▶ [SHORT PROBLEM]
Each entry below must be repeated word for word.

## Start

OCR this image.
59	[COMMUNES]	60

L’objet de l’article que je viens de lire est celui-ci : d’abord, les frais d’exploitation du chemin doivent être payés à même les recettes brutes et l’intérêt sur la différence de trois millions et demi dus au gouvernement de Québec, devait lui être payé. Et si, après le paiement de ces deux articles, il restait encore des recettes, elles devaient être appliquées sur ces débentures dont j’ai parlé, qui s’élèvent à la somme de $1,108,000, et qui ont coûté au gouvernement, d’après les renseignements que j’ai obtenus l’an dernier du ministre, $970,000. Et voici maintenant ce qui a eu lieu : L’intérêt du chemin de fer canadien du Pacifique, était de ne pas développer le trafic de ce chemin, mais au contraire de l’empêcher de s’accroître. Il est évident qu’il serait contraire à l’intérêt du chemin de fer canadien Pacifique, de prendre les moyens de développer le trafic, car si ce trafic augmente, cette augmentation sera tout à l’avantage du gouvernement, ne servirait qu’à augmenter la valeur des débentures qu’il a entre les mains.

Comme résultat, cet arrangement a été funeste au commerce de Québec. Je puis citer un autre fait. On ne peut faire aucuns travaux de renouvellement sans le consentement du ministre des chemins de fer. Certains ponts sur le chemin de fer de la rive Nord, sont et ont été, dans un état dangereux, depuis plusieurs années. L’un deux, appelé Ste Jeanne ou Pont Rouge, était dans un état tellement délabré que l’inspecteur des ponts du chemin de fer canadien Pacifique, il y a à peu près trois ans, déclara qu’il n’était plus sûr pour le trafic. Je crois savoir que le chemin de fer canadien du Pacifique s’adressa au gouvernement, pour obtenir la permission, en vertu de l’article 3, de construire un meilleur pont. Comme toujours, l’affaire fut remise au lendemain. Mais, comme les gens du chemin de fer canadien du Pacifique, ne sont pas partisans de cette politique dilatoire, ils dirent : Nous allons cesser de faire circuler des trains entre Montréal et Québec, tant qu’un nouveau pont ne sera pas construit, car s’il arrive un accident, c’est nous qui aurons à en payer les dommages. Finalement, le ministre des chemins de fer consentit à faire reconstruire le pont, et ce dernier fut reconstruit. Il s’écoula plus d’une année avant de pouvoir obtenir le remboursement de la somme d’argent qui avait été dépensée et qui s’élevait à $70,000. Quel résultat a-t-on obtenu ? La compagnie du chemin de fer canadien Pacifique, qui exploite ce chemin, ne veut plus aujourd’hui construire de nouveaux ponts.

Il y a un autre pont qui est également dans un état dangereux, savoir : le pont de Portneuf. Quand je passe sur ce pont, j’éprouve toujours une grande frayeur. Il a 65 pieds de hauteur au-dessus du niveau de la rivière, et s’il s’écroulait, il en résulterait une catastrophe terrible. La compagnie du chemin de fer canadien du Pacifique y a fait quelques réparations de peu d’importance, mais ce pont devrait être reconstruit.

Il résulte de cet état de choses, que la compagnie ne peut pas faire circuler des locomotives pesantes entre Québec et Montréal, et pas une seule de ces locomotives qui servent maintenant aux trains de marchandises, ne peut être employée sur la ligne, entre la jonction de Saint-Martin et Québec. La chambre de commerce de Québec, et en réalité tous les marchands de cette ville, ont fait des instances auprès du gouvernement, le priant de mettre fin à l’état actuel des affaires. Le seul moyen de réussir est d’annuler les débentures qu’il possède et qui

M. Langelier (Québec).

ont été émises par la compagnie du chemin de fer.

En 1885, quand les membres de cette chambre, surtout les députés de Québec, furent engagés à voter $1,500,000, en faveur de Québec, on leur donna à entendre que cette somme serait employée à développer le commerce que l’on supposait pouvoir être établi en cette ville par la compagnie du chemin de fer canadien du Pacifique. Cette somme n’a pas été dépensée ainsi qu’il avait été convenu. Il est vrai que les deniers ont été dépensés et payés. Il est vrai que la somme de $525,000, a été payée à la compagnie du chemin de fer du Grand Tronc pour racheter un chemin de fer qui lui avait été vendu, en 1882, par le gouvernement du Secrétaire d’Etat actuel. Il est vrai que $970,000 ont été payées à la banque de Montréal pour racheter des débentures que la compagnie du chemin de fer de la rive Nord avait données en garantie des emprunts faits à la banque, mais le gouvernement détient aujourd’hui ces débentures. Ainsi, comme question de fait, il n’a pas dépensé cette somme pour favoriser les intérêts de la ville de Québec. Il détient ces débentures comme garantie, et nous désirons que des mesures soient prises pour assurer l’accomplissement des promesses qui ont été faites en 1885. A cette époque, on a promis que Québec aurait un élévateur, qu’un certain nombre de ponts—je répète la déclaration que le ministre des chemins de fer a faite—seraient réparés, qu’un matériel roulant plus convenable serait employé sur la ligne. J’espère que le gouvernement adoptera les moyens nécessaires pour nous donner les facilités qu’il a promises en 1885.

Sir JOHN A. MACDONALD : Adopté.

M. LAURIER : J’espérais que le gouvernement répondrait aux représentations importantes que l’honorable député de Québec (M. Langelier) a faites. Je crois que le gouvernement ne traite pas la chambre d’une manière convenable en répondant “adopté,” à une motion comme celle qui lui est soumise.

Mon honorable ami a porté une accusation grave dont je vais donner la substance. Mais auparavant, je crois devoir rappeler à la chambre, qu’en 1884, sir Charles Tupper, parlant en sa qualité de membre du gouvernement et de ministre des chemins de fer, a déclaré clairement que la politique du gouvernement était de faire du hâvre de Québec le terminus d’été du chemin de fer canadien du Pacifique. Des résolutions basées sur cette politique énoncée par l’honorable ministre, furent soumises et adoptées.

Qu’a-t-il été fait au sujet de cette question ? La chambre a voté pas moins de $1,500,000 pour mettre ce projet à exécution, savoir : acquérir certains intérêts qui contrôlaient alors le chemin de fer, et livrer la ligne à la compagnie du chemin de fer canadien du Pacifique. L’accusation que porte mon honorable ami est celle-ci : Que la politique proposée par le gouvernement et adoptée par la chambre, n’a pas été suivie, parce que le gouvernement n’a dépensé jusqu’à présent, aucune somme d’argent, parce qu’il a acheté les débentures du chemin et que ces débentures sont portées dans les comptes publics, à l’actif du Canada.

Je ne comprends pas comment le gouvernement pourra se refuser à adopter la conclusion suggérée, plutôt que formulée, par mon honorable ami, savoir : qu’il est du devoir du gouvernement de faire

## End

▶ [FULL RESPONSE]
OCR this image.
59	[COMMUNES]	60

L’objet de l’article que je viens de lire est celui-ci : d’abord, les frais d’exploitation du chemin doivent être payés à même les recettes brutes et l’intérêt sur la différence de trois millions et demi dus au gouvernement de Québec, devait lui être payé. Et si, après le paiement de ces deux articles, il restait encore des recettes, elles devaient être appliquées sur ces débentures dont j’ai parlé, qui s’élèvent à la somme de $1,108,000, et qui ont coûté au gouvernement, d’après les renseignements que j’ai obtenus l’an dernier du ministre, $970,000. Et voici maintenant ce qui a eu lieu : L’intérêt du chemin de fer canadien du Pacifique, était de ne pas développer le trafic de ce chemin, mais au contraire de l’empêcher de s’accroître. Il est évident qu’il serait contraire à l’intérêt du chemin de fer canadien Pacifique, de prendre les moyens de développer le trafic, car si ce trafic augmente, cette augmentation sera tout à l’avantage du gouvernement, ne servirait qu’à augmenter la valeur des débentures qu’il a entre les mains.

Comme résultat, cet arrangement a été funeste au commerce de Québec. Je puis citer un autre fait. On ne peut faire aucuns travaux de renouvellement sans le consentement du ministre des chemins de fer. Certains ponts sur le chemin de fer de la rive Nord, sont et ont été, dans un état dangereux, depuis plusieurs années. L’un deux, appelé Ste Jeanne ou Pont Rouge, était dans un état tellement délabré que l’inspecteur des ponts du chemin de fer canadien Pacifique, il y a à peu près trois ans, déclara qu’il n’était plus sûr pour le trafic. Je crois savoir que le chemin de fer canadien du Pacifique s’adressa au gouvernement, pour obtenir la permission, en vertu de l’article 3, de construire un meilleur pont. Comme toujours, l’affaire fut remise au lendemain. Mais, comme les gens du chemin de fer canadien du Pacifique, ne sont pas partisans de cette politique dilatoire, ils dirent : Nous allons cesser de faire circuler des trains entre Montréal et Québec, tant qu’un nouveau pont ne sera pas construit, car s’il arrive un accident, c’est nous qui aurons à en payer les dommages. Finalement, le ministre des chemins de fer consentit à faire reconstruire le pont, et ce dernier fut reconstruit. Il s’écoula plus d’une année avant de pouvoir obtenir le remboursement de la somme d’argent qui avait été dépensée et qui s’élevait à $70,000. Quel résultat a-t-on obtenu ? La compagnie du chemin de fer canadien Pacifique, qui exploite ce chemin, ne veut plus aujourd’hui construire de nouveaux ponts.

Il y a un autre pont qui est également dans un état dangereux, savoir : le pont de Portneuf. Quand je passe sur ce pont, j’éprouve toujours une grande frayeur. Il a 65 pieds de hauteur au-dessus du niveau de la rivière, et s’il s’écroulait, il en résulterait une catastrophe terrible. La compagnie du chemin de fer canadien du Pacifique y a fait quelques réparations de peu d’importance, mais ce pont devrait être reconstruit.

Il résulte de cet état de choses, que la compagnie ne peut pas faire circuler des locomotives pesantes entre Québec et Montréal, et pas une seule de ces locomotives qui servent maintenant aux trains de marchandises, ne peut être employée sur la ligne, entre la jonction de Saint-Martin et Québec. La chambre de commerce de Québec, et en réalité tous les marchands de cette ville, ont fait des instances auprès du gouvernement, le priant de mettre fin à l’état actuel des affaires. Le seul moyen de réussir est d’annuler les débentures qu’il possède et qui

M. Langelier (Québec).

ont été émises par la compagnie du chemin de fer.

En 1885, quand les membres de cette chambre, surtout les députés de Québec, furent engagés à voter $1,500,000, en faveur de Québec, on leur donna à entendre que cette somme serait employée à développer le commerce que l’on supposait pouvoir être établi en cette ville par la compagnie du chemin de fer canadien du Pacifique. Cette somme n’a pas été dépensée ainsi qu’il avait été convenu. Il est vrai que les deniers ont été dépensés et payés. Il est vrai que la somme de $525,000, a été payée à la compagnie du chemin de fer du Grand Tronc pour racheter un chemin de fer qui lui avait été vendu, en 1882, par le gouvernement du Secrétaire d’Etat actuel. Il est vrai que $970,000 ont été payées à la banque de Montréal pour racheter des débentures que la compagnie du chemin de fer de la rive Nord avait données en garantie des emprunts faits à la banque, mais le gouvernement détient aujourd’hui ces débentures. Ainsi, comme question de fait, il n’a pas dépensé cette somme pour favoriser les intérêts de la ville de Québec. Il détient ces débentures comme garantie, et nous désirons que des mesures soient prises pour assurer l’accomplissement des promesses qui ont été faites en 1885. A cette époque, on a promis que Québec aurait un élévateur, qu’un certain nombre de ponts—je répète la déclaration que le ministre des chemins de fer a faite—seraient réparés, qu’un matériel roulant plus convenable serait employé sur la ligne. J’espère que le gouvernement adoptera les moyens nécessaires pour nous donner les facilités qu’il a promises en 1885.

Sir JOHN A. MACDONALD : Adopté.

M. LAURIER : J’espérais que le gouvernement répondrait aux représentations importantes que l’honorable député de Québec (M. Langelier) a faites. Je crois que le gouvernement ne traite pas la chambre d’une manière convenable en répondant “adopté,” à une motion comme celle qui lui est soumise.

Mon honorable ami a porté une accusation grave dont je vais donner la substance. Mais auparavant, je crois devoir rappeler à la chambre, qu’en 1884, sir Charles Tupper, parlant en sa qualité de membre du gouvernement et de ministre des chemins de fer, a déclaré clairement que la politique du gouvernement était de faire du hâvre de Québec le terminus d’été du chemin de fer canadien du Pacifique. Des résolutions basées sur cette politique énoncée par l’honorable ministre, furent soumises et adoptées.

Qu’a-t-il été fait au sujet de cette question ? La chambre a voté pas moins de $1,500,000 pour mettre ce projet à exécution, savoir : acquérir certains intérêts qui contrôlaient alors le chemin de fer, et livrer la ligne à la compagnie du chemin de fer canadien du Pacifique. L’accusation que porte mon honorable ami est celle-ci : Que la politique proposée par le gouvernement et adoptée par la chambre, n’a pas été suivie, parce que le gouvernement n’a dépensé jusqu’à présent, aucune somme d’argent, parce qu’il a acheté les débentures du chemin et que ces débentures sont portées dans les comptes publics, à l’actif du Canada.

Je ne comprends pas comment le gouvernement pourra se refuser à adopter la conclusion suggérée, plutôt que formulée, par mon honorable ami, savoir : qu’il est du devoir du gouvernement de faire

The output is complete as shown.